Exercise requirements:
In the entries below, count every line with the word "毎日着てしまう". Return only the count.

Information supplied:

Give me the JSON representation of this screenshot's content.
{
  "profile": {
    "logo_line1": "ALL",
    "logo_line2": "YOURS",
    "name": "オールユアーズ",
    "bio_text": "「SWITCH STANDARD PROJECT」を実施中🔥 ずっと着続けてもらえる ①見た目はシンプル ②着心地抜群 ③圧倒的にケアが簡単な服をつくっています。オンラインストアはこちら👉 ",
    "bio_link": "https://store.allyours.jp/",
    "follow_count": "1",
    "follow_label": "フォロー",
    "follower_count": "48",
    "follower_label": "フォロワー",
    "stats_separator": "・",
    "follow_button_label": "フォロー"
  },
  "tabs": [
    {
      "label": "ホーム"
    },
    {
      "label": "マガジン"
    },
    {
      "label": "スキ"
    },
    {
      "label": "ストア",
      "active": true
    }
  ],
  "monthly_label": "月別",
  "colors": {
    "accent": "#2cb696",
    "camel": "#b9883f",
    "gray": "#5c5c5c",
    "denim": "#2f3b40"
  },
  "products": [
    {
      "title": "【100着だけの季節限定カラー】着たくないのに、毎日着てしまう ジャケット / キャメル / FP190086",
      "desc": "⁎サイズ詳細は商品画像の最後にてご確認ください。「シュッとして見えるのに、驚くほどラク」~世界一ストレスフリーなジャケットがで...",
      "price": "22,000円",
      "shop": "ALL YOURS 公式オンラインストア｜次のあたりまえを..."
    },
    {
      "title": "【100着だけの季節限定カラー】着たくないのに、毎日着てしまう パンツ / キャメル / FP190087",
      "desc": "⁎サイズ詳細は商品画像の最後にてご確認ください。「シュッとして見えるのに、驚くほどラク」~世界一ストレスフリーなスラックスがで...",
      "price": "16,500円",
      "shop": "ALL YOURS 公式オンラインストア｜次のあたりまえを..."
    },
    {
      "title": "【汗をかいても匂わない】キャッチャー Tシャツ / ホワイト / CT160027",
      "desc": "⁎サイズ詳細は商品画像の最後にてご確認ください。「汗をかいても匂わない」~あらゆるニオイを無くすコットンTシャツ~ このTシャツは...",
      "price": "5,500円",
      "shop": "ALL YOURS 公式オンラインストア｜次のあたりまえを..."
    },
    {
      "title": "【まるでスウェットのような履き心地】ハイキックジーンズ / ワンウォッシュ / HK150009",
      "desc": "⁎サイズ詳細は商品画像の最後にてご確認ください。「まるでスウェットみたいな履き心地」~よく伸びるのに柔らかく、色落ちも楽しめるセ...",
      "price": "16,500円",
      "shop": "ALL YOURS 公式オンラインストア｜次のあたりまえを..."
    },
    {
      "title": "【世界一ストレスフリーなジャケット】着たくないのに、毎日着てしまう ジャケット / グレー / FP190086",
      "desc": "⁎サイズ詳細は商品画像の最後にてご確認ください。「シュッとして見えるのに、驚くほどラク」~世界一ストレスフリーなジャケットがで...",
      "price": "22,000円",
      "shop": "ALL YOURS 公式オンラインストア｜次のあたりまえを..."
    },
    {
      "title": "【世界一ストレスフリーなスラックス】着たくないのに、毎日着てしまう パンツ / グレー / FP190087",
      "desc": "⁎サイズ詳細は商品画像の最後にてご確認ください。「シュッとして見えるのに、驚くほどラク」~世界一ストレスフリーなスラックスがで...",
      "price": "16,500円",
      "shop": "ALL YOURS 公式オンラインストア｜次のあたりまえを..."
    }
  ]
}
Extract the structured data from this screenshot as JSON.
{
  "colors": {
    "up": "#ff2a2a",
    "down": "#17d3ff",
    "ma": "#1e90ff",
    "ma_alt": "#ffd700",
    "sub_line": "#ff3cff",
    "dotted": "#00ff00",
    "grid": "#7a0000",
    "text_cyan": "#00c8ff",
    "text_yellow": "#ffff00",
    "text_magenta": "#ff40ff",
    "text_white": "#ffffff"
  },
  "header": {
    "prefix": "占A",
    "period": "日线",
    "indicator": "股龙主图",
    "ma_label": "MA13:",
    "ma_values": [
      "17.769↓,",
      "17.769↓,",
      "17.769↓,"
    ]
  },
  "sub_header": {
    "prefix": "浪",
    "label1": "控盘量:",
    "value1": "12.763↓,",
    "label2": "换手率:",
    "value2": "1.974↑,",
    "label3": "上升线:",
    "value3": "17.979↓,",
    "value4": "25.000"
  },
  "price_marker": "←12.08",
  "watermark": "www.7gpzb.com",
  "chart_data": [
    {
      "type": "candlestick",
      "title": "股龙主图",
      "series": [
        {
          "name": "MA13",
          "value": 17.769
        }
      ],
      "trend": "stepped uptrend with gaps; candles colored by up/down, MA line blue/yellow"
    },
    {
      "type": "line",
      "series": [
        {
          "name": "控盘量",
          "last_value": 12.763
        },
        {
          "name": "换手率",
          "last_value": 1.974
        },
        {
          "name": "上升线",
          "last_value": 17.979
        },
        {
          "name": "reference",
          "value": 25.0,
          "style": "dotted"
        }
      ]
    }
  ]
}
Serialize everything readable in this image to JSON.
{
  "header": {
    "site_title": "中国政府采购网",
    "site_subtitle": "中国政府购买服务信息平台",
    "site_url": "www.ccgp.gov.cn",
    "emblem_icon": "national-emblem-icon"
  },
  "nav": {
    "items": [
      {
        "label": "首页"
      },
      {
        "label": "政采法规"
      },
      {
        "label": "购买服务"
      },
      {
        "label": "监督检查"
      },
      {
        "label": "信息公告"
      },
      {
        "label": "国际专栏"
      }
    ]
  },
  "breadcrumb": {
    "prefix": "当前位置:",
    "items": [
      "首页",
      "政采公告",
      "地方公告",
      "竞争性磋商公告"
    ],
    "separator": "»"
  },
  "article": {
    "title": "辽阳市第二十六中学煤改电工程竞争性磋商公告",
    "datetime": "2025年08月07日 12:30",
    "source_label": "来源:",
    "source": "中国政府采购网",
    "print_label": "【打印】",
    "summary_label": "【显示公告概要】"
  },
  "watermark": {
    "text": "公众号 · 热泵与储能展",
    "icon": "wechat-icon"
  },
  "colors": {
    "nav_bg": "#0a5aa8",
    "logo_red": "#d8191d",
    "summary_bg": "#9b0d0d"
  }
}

Answer for the task:
4